Of the lines in the listing, how many include the string "document"? Write the number and nothing else.

[start of DATA SUPPLIED]

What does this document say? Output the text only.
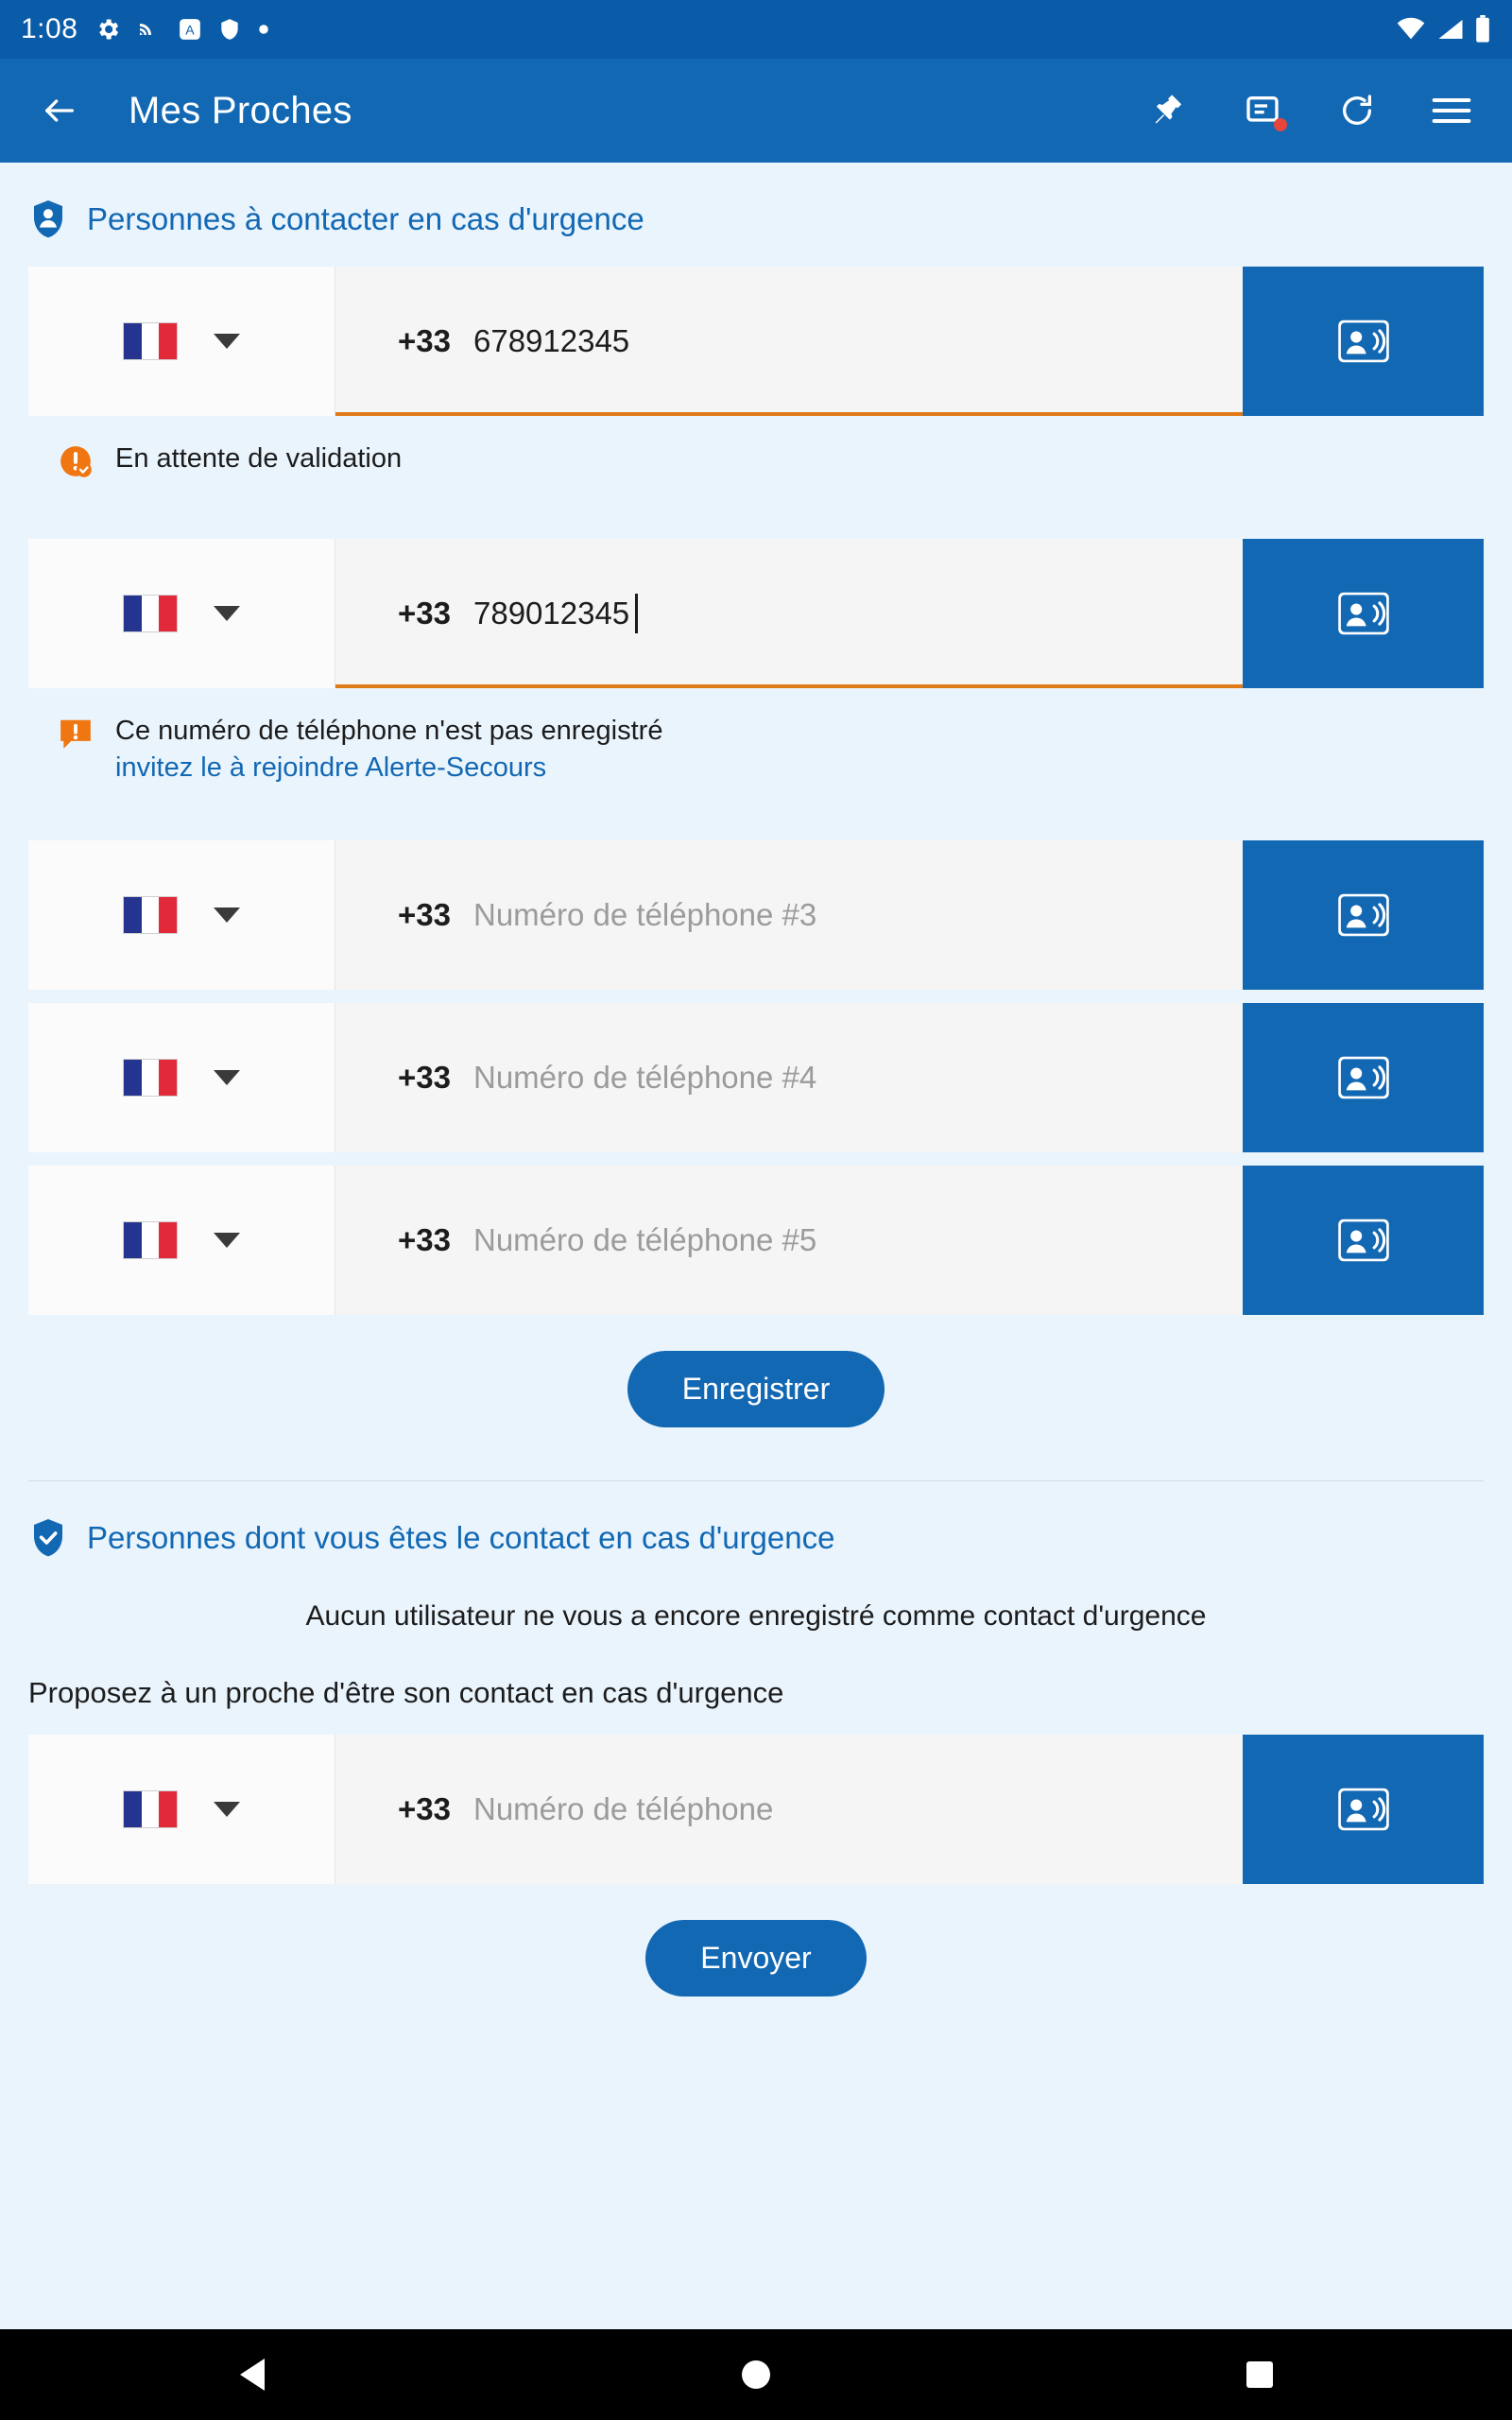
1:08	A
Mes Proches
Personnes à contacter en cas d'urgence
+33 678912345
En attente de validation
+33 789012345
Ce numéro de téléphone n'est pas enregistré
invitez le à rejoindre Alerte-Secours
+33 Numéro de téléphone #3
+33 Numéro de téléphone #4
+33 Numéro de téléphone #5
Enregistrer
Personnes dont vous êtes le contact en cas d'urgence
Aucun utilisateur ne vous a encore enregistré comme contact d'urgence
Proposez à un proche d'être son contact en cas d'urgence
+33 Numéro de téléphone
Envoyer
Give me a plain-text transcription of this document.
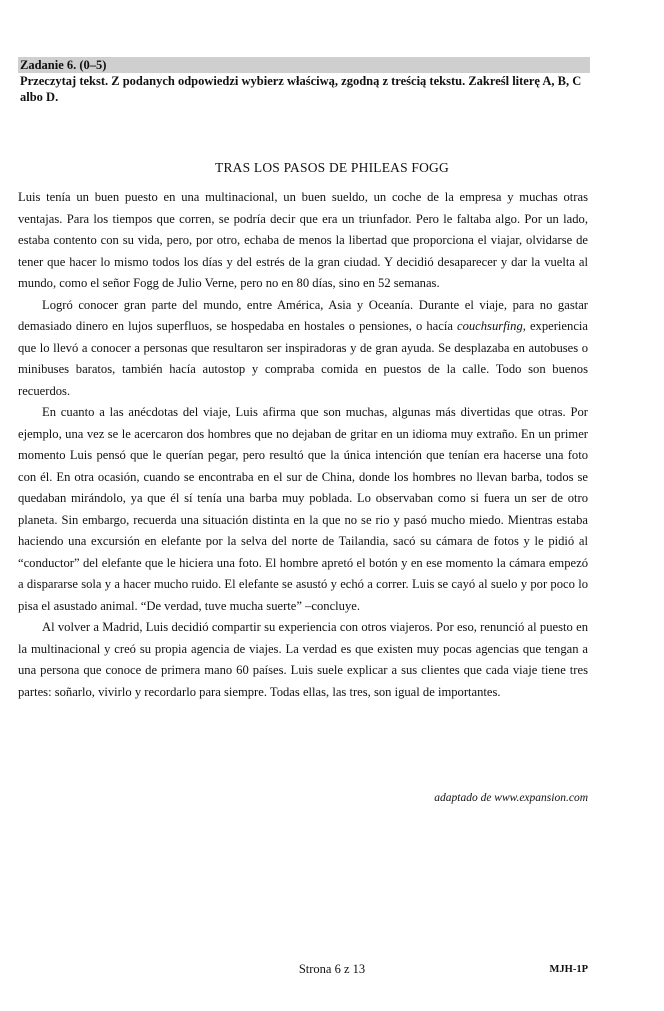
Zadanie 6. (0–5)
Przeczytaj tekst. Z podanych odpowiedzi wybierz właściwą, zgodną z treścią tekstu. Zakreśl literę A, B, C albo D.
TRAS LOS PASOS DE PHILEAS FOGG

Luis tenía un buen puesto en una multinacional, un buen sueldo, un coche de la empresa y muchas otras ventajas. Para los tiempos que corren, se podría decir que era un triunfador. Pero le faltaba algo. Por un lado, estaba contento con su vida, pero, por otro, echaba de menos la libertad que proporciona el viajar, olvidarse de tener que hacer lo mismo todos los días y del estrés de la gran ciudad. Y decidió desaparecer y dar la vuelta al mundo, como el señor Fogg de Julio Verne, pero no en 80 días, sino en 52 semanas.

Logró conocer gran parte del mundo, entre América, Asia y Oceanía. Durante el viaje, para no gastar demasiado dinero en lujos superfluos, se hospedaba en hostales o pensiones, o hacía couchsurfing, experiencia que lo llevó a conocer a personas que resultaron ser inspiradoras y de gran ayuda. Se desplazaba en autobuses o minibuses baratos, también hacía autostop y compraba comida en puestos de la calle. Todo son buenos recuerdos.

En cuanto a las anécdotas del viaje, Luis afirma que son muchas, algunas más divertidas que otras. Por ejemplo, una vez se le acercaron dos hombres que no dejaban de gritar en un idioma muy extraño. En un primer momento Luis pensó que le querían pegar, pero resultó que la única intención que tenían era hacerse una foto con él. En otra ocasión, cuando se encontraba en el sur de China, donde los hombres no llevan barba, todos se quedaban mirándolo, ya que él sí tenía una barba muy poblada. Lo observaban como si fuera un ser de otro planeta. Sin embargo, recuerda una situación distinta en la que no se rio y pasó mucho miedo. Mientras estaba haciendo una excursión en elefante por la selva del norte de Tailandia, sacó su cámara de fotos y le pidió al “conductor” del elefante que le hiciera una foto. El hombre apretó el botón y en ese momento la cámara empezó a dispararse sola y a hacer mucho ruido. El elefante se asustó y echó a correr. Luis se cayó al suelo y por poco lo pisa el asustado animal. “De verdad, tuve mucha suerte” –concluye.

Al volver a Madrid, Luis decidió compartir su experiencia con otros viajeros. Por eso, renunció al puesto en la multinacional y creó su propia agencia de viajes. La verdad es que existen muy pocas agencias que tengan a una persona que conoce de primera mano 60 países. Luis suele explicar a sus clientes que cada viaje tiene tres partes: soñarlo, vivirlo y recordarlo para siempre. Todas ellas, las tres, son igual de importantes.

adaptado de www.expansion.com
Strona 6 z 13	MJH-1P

[end of DATA SUPPLIED]

◆ COMPLETE RESPONSE ◆
2